* **Source data**
╔══

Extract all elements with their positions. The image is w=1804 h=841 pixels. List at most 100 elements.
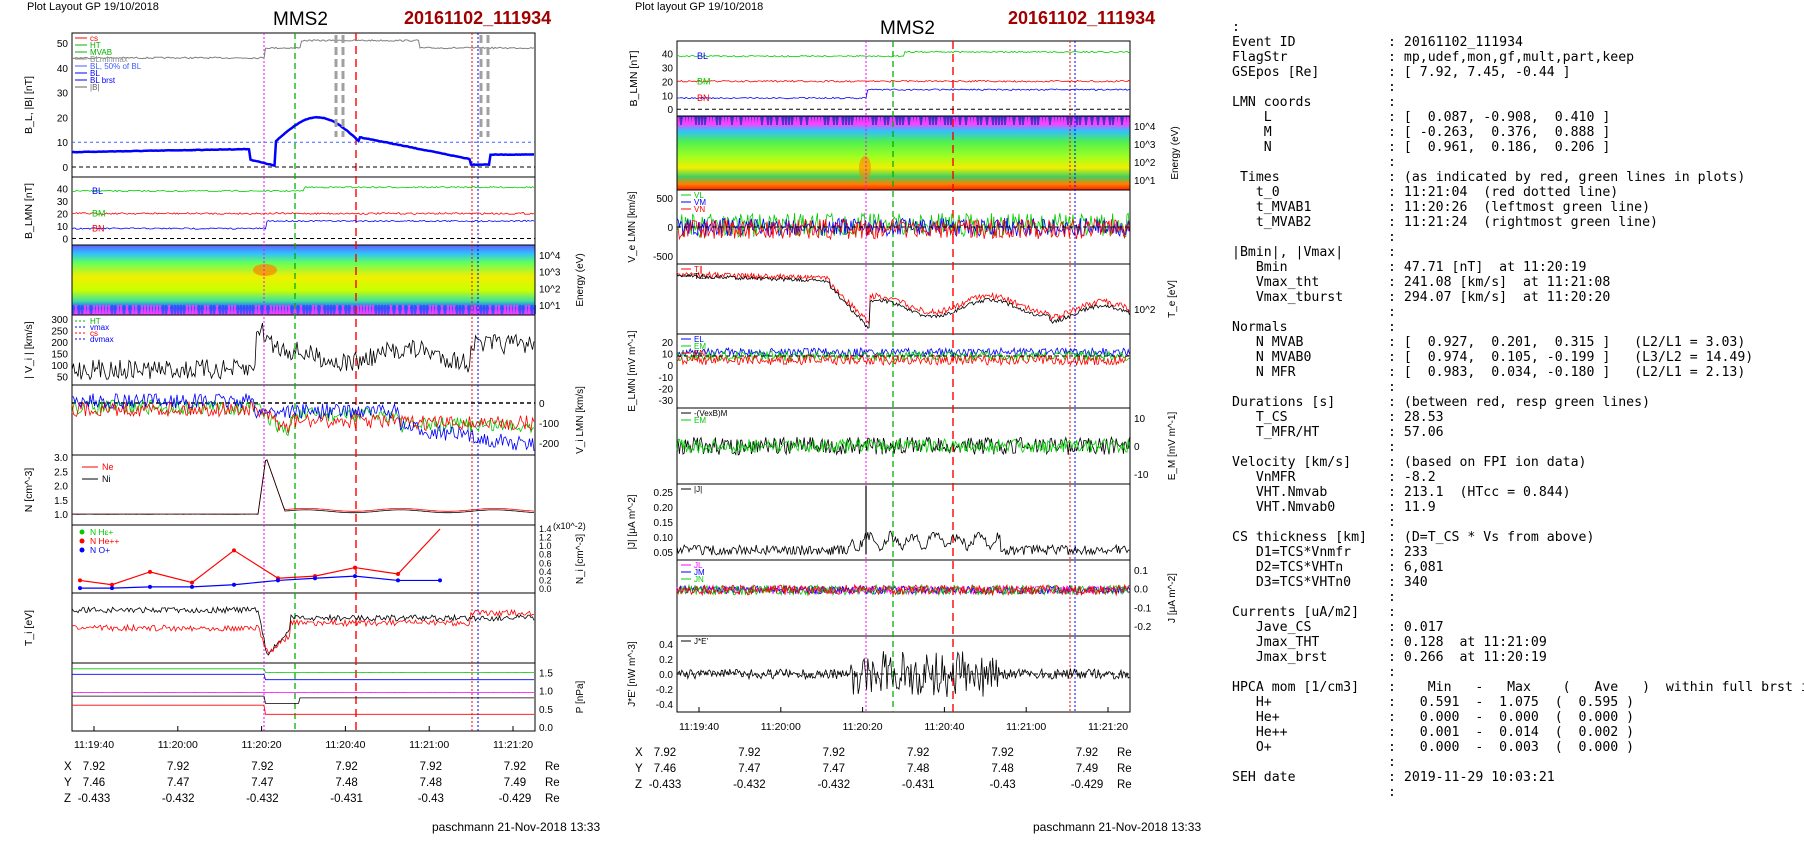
spectrogram-noise xyxy=(255,305,257,314)
spectrogram-noise xyxy=(704,117,706,125)
summary-row: : xyxy=(1232,20,1804,35)
spectrogram-noise xyxy=(159,305,161,314)
spectrogram-noise xyxy=(728,117,730,125)
summary-value: : [ 0.087, -0.908, 0.410 ] xyxy=(1388,110,1611,125)
summary-value: : 0.000 - 0.000 ( 0.000 ) xyxy=(1388,710,1635,725)
spectrogram-noise xyxy=(306,305,308,314)
je-line xyxy=(676,651,1130,698)
tick-label: 10^4 xyxy=(539,251,561,262)
spectrogram-noise xyxy=(710,117,712,125)
spectrogram-noise xyxy=(378,305,380,314)
ion-spectrogram xyxy=(72,245,535,315)
legend-label: BN xyxy=(697,93,710,103)
legend-label: BL xyxy=(92,186,103,196)
spectrogram-noise xyxy=(716,117,718,125)
o-density-point xyxy=(148,584,152,589)
spectrogram-noise xyxy=(863,117,865,125)
spectrogram-noise xyxy=(402,305,404,314)
orbit-value: -0.429 xyxy=(1070,779,1104,791)
summary-key: He+ xyxy=(1232,710,1280,725)
spectrogram-noise xyxy=(740,117,742,125)
orbit-value: 7.46 xyxy=(653,763,677,775)
spectrogram-noise xyxy=(510,305,512,314)
tick-label: 0.2 xyxy=(539,575,552,585)
spectrogram-noise xyxy=(1070,117,1072,125)
summary-row: L: [ 0.087, -0.908, 0.410 ] xyxy=(1232,110,1804,125)
summary-value: : 6,081 xyxy=(1388,560,1444,575)
summary-value: : xyxy=(1388,785,1396,800)
orbit-axis-label: X xyxy=(64,761,72,773)
o-density-point xyxy=(353,574,357,579)
tick-label: 0.10 xyxy=(654,533,674,544)
spectrogram-noise xyxy=(683,117,685,125)
spectrogram-noise xyxy=(351,305,353,314)
summary-value: : Min - Max ( Ave ) within full brst int xyxy=(1388,680,1804,695)
tick-label: 10^2 xyxy=(1134,305,1156,316)
summary-value: : xyxy=(1388,155,1396,170)
tick-label: 2.0 xyxy=(54,482,68,493)
spectrogram-noise xyxy=(905,117,907,125)
spectrogram-noise xyxy=(189,305,191,314)
spectrogram-noise xyxy=(147,305,149,314)
legend-label: N He++ xyxy=(90,536,119,546)
orbit-value: 7.48 xyxy=(335,777,358,789)
tick-label: 0.20 xyxy=(654,503,674,514)
orbit-unit: Re xyxy=(1117,779,1132,791)
spectrogram-noise xyxy=(950,117,952,125)
summary-row: : xyxy=(1232,515,1804,530)
panel-frame xyxy=(71,32,536,178)
legend-label: Ni xyxy=(102,474,111,484)
orbit-axis-label: X xyxy=(635,747,643,759)
t-perp-line xyxy=(71,608,535,655)
legend-label: BL, 50% of BL xyxy=(90,62,142,71)
tick-label: 10 xyxy=(57,222,69,233)
summary-row: LMN coords: xyxy=(1232,95,1804,110)
tick-label: 1.0 xyxy=(539,687,553,698)
spectrogram-noise xyxy=(1085,117,1087,125)
spectrogram-noise xyxy=(270,305,272,314)
pi-line xyxy=(72,673,534,681)
spectrogram-noise xyxy=(528,305,530,314)
summary-key: Velocity [km/s] xyxy=(1232,455,1352,470)
tick-label: 0.0 xyxy=(539,584,552,594)
spectrogram-noise xyxy=(303,305,305,314)
axis-label: T_i [eV] xyxy=(23,610,35,646)
spectrogram-noise xyxy=(390,305,392,314)
legend-label: EM xyxy=(694,416,706,425)
summary-row: SEH date: 2019-11-29 10:03:21 xyxy=(1232,770,1804,785)
axis-label: N [cm^-3] xyxy=(23,468,35,513)
spectrogram-noise xyxy=(848,117,850,125)
spectrogram-noise xyxy=(1067,117,1069,125)
spectrogram-noise xyxy=(492,305,494,314)
axis-label: P [nPa] xyxy=(575,680,586,713)
summary-value: : -8.2 xyxy=(1388,470,1436,485)
spectrogram-noise xyxy=(926,117,928,125)
tick-label: 30 xyxy=(662,63,674,74)
summary-key: Normals xyxy=(1232,320,1288,335)
spectrogram-noise xyxy=(216,305,218,314)
tick-label: 10^3 xyxy=(1134,140,1156,151)
legend-marker xyxy=(79,529,85,535)
tick-label: 0.6 xyxy=(539,558,552,568)
spectrogram-noise xyxy=(986,117,988,125)
spectrogram-noise xyxy=(932,117,934,125)
tick-label: 10 xyxy=(57,138,69,149)
summary-value: : xyxy=(1388,440,1396,455)
spectrogram-noise xyxy=(153,305,155,314)
spectrogram-noise xyxy=(129,305,131,314)
spectrogram-noise xyxy=(1115,117,1117,125)
spectrogram-noise xyxy=(773,117,775,125)
spectrogram-noise xyxy=(707,117,709,125)
spectrogram-noise xyxy=(944,117,946,125)
summary-value: : 233 xyxy=(1388,545,1428,560)
spectrogram-noise xyxy=(489,305,491,314)
legend-label: vmax xyxy=(90,323,109,332)
spectrogram-noise xyxy=(261,305,263,314)
left-plot-header: Plot Layout GP 19/10/2018 xyxy=(27,1,159,13)
spectrogram-noise xyxy=(414,305,416,314)
axis-label: T_e [eV] xyxy=(1167,280,1178,318)
orbit-value: 7.47 xyxy=(166,777,190,789)
spectrogram-noise xyxy=(866,117,868,125)
spectrogram-noise xyxy=(1094,117,1096,125)
spectrogram-noise xyxy=(417,305,419,314)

╚══

* **Stated task**
Copy every line of the items above word for word, leaving out the pictures.

* **The output**
Extract all elements with their positions. The image is w=1804 h=841 pixels. List at most 100 elements.
spectrogram-noise xyxy=(255,305,257,314)
spectrogram-noise xyxy=(704,117,706,125)
summary-row: : xyxy=(1232,20,1804,35)
spectrogram-noise xyxy=(159,305,161,314)
spectrogram-noise xyxy=(728,117,730,125)
summary-value: : [ 0.087, -0.908, 0.410 ] xyxy=(1388,110,1611,125)
summary-value: : 0.000 - 0.000 ( 0.000 ) xyxy=(1388,710,1635,725)
spectrogram-noise xyxy=(306,305,308,314)
je-line xyxy=(676,651,1130,698)
tick-label: 10^4 xyxy=(539,251,561,262)
spectrogram-noise xyxy=(710,117,712,125)
spectrogram-noise xyxy=(378,305,380,314)
ion-spectrogram xyxy=(72,245,535,315)
legend-label: BN xyxy=(697,93,710,103)
legend-label: BL xyxy=(92,186,103,196)
spectrogram-noise xyxy=(716,117,718,125)
o-density-point xyxy=(148,584,152,589)
spectrogram-noise xyxy=(863,117,865,125)
spectrogram-noise xyxy=(402,305,404,314)
orbit-value: -0.429 xyxy=(1070,779,1104,791)
summary-key: He+ xyxy=(1232,710,1280,725)
spectrogram-noise xyxy=(740,117,742,125)
orbit-value: 7.46 xyxy=(653,763,677,775)
spectrogram-noise xyxy=(510,305,512,314)
tick-label: 0.2 xyxy=(539,575,552,585)
spectrogram-noise xyxy=(1070,117,1072,125)
summary-row: L: [ 0.087, -0.908, 0.410 ] xyxy=(1232,110,1804,125)
summary-value: : 6,081 xyxy=(1388,560,1444,575)
summary-value: : xyxy=(1388,785,1396,800)
orbit-axis-label: X xyxy=(64,761,72,773)
o-density-point xyxy=(353,574,357,579)
tick-label: 0.10 xyxy=(654,533,674,544)
spectrogram-noise xyxy=(683,117,685,125)
spectrogram-noise xyxy=(351,305,353,314)
summary-value: : Min - Max ( Ave ) within full brst int xyxy=(1388,680,1804,695)
tick-label: 10^2 xyxy=(1134,305,1156,316)
summary-value: : xyxy=(1388,155,1396,170)
tick-label: 2.0 xyxy=(54,482,68,493)
spectrogram-noise xyxy=(905,117,907,125)
spectrogram-noise xyxy=(189,305,191,314)
spectrogram-noise xyxy=(147,305,149,314)
legend-label: N He++ xyxy=(90,536,119,546)
orbit-value: 7.48 xyxy=(335,777,358,789)
tick-label: 0.20 xyxy=(654,503,674,514)
orbit-unit: Re xyxy=(1117,779,1132,791)
spectrogram-noise xyxy=(950,117,952,125)
summary-row: : xyxy=(1232,515,1804,530)
panel-frame xyxy=(71,32,536,178)
legend-label: Ni xyxy=(102,474,111,484)
orbit-axis-label: X xyxy=(635,747,643,759)
t-perp-line xyxy=(71,608,535,655)
legend-label: BL, 50% of BL xyxy=(90,62,142,71)
tick-label: 10 xyxy=(57,222,69,233)
summary-row: LMN coords: xyxy=(1232,95,1804,110)
tick-label: 1.0 xyxy=(539,687,553,698)
spectrogram-noise xyxy=(1085,117,1087,125)
spectrogram-noise xyxy=(270,305,272,314)
pi-line xyxy=(72,673,534,681)
spectrogram-noise xyxy=(528,305,530,314)
summary-key: Velocity [km/s] xyxy=(1232,455,1352,470)
tick-label: 0.0 xyxy=(539,584,552,594)
spectrogram-noise xyxy=(303,305,305,314)
axis-label: T_i [eV] xyxy=(23,610,35,646)
spectrogram-noise xyxy=(390,305,392,314)
legend-label: EM xyxy=(694,416,706,425)
summary-row: SEH date: 2019-11-29 10:03:21 xyxy=(1232,770,1804,785)
axis-label: N [cm^-3] xyxy=(23,468,35,513)
spectrogram-noise xyxy=(848,117,850,125)
spectrogram-noise xyxy=(1067,117,1069,125)
spectrogram-noise xyxy=(492,305,494,314)
axis-label: P [nPa] xyxy=(575,680,586,713)
summary-value: : -8.2 xyxy=(1388,470,1436,485)
spectrogram-noise xyxy=(926,117,928,125)
tick-label: 30 xyxy=(662,63,674,74)
summary-key: Normals xyxy=(1232,320,1288,335)
spectrogram-noise xyxy=(216,305,218,314)
tick-label: 10^3 xyxy=(1134,140,1156,151)
legend-marker xyxy=(79,529,85,535)
tick-label: 0.6 xyxy=(539,558,552,568)
spectrogram-noise xyxy=(986,117,988,125)
spectrogram-noise xyxy=(932,117,934,125)
tick-label: 10 xyxy=(57,138,69,149)
summary-value: : xyxy=(1388,440,1396,455)
spectrogram-noise xyxy=(153,305,155,314)
spectrogram-noise xyxy=(129,305,131,314)
spectrogram-noise xyxy=(1115,117,1117,125)
spectrogram-noise xyxy=(773,117,775,125)
spectrogram-noise xyxy=(707,117,709,125)
spectrogram-noise xyxy=(944,117,946,125)
summary-value: : 233 xyxy=(1388,545,1428,560)
spectrogram-noise xyxy=(489,305,491,314)
legend-label: vmax xyxy=(90,323,109,332)
spectrogram-noise xyxy=(261,305,263,314)
left-plot-header: Plot Layout GP 19/10/2018 xyxy=(27,1,159,13)
spectrogram-noise xyxy=(414,305,416,314)
axis-label: T_e [eV] xyxy=(1167,280,1178,318)
orbit-value: 7.47 xyxy=(166,777,190,789)
spectrogram-noise xyxy=(866,117,868,125)
spectrogram-noise xyxy=(1094,117,1096,125)
spectrogram-noise xyxy=(417,305,419,314)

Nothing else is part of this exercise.